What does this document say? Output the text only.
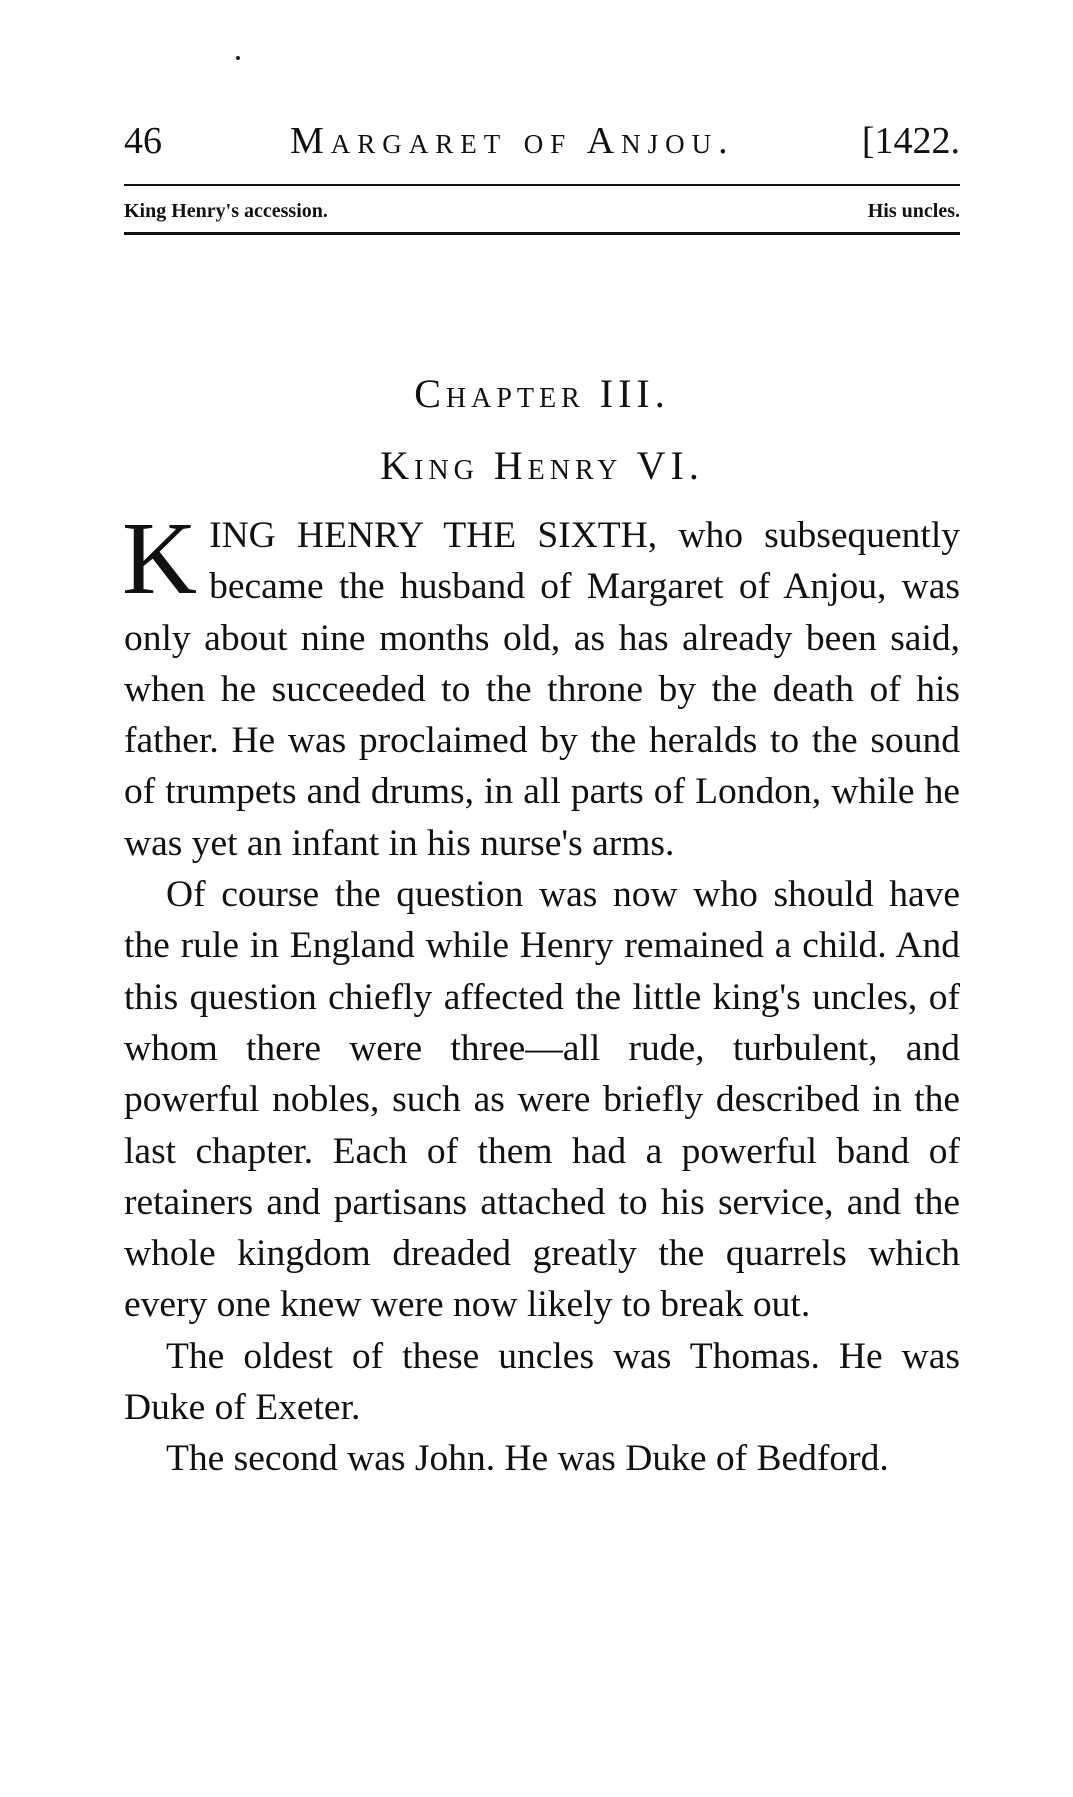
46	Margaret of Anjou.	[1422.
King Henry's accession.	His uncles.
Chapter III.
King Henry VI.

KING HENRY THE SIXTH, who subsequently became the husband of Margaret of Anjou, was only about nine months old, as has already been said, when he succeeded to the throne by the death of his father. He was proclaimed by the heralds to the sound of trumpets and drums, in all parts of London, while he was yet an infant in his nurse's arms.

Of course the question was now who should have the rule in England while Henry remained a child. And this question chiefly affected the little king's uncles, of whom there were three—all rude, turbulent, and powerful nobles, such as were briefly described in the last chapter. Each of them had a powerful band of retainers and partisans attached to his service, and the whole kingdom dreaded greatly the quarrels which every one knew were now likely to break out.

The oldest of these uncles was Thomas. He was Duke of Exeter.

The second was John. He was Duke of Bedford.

- SET TASK -
Identify the lines that contain the string "only", and copy every one of them.

- SOLUTION FOR THIS PROBLEM -
What does this document say? Output the text only.
KING HENRY THE SIXTH, who subsequently became the husband of Margaret of Anjou, was only about nine months old, as has already been said, when he succeeded to the throne by the death of his father. He was proclaimed by the heralds to the sound of trumpets and drums, in all parts of London, while he was yet an infant in his nurse's arms.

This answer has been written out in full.